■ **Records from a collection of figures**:
.....

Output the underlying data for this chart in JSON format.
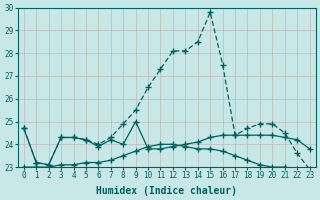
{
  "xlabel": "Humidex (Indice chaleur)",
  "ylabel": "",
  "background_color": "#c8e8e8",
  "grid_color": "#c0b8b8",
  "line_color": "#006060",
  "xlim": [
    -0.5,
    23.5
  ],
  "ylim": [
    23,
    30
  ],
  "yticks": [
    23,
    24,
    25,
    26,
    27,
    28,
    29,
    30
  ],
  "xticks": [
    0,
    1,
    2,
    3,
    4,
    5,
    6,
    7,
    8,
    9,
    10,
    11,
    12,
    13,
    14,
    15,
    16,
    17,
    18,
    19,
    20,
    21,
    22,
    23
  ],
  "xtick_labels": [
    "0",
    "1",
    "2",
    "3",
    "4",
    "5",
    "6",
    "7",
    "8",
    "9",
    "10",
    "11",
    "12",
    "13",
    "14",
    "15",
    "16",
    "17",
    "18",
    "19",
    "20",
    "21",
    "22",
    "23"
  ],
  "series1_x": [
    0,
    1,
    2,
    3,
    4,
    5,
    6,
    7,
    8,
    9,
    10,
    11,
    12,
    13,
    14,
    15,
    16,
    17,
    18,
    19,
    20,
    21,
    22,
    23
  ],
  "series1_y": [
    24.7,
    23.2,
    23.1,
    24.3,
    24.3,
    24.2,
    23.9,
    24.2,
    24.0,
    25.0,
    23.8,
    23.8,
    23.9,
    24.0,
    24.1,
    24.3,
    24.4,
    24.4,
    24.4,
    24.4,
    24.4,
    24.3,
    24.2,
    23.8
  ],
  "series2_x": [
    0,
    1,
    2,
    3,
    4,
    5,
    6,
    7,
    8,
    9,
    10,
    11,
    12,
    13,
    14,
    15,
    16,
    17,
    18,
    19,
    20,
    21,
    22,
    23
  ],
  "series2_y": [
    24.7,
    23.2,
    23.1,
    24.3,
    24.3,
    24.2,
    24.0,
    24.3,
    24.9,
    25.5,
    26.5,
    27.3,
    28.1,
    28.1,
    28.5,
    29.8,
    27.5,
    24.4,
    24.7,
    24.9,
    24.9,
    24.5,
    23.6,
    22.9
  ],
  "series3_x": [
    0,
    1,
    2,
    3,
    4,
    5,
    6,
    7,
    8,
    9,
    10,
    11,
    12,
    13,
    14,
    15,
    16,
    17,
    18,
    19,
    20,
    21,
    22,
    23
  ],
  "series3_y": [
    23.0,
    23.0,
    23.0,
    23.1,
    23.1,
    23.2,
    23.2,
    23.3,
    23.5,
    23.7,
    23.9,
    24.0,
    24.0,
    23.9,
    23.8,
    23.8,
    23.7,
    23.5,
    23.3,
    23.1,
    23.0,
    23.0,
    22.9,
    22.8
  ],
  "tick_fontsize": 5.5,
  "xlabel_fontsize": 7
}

.....

■ **The exercise**:
Quote each line of the listing exactly, but leave the pictures out.

■ **Result of this exercise**:
Output the underlying data for this chart in JSON format.
{
  "xlabel": "Humidex (Indice chaleur)",
  "ylabel": "",
  "background_color": "#c8e8e8",
  "grid_color": "#c0b8b8",
  "line_color": "#006060",
  "xlim": [
    -0.5,
    23.5
  ],
  "ylim": [
    23,
    30
  ],
  "yticks": [
    23,
    24,
    25,
    26,
    27,
    28,
    29,
    30
  ],
  "xticks": [
    0,
    1,
    2,
    3,
    4,
    5,
    6,
    7,
    8,
    9,
    10,
    11,
    12,
    13,
    14,
    15,
    16,
    17,
    18,
    19,
    20,
    21,
    22,
    23
  ],
  "xtick_labels": [
    "0",
    "1",
    "2",
    "3",
    "4",
    "5",
    "6",
    "7",
    "8",
    "9",
    "10",
    "11",
    "12",
    "13",
    "14",
    "15",
    "16",
    "17",
    "18",
    "19",
    "20",
    "21",
    "22",
    "23"
  ],
  "series1_x": [
    0,
    1,
    2,
    3,
    4,
    5,
    6,
    7,
    8,
    9,
    10,
    11,
    12,
    13,
    14,
    15,
    16,
    17,
    18,
    19,
    20,
    21,
    22,
    23
  ],
  "series1_y": [
    24.7,
    23.2,
    23.1,
    24.3,
    24.3,
    24.2,
    23.9,
    24.2,
    24.0,
    25.0,
    23.8,
    23.8,
    23.9,
    24.0,
    24.1,
    24.3,
    24.4,
    24.4,
    24.4,
    24.4,
    24.4,
    24.3,
    24.2,
    23.8
  ],
  "series2_x": [
    0,
    1,
    2,
    3,
    4,
    5,
    6,
    7,
    8,
    9,
    10,
    11,
    12,
    13,
    14,
    15,
    16,
    17,
    18,
    19,
    20,
    21,
    22,
    23
  ],
  "series2_y": [
    24.7,
    23.2,
    23.1,
    24.3,
    24.3,
    24.2,
    24.0,
    24.3,
    24.9,
    25.5,
    26.5,
    27.3,
    28.1,
    28.1,
    28.5,
    29.8,
    27.5,
    24.4,
    24.7,
    24.9,
    24.9,
    24.5,
    23.6,
    22.9
  ],
  "series3_x": [
    0,
    1,
    2,
    3,
    4,
    5,
    6,
    7,
    8,
    9,
    10,
    11,
    12,
    13,
    14,
    15,
    16,
    17,
    18,
    19,
    20,
    21,
    22,
    23
  ],
  "series3_y": [
    23.0,
    23.0,
    23.0,
    23.1,
    23.1,
    23.2,
    23.2,
    23.3,
    23.5,
    23.7,
    23.9,
    24.0,
    24.0,
    23.9,
    23.8,
    23.8,
    23.7,
    23.5,
    23.3,
    23.1,
    23.0,
    23.0,
    22.9,
    22.8
  ],
  "tick_fontsize": 5.5,
  "xlabel_fontsize": 7
}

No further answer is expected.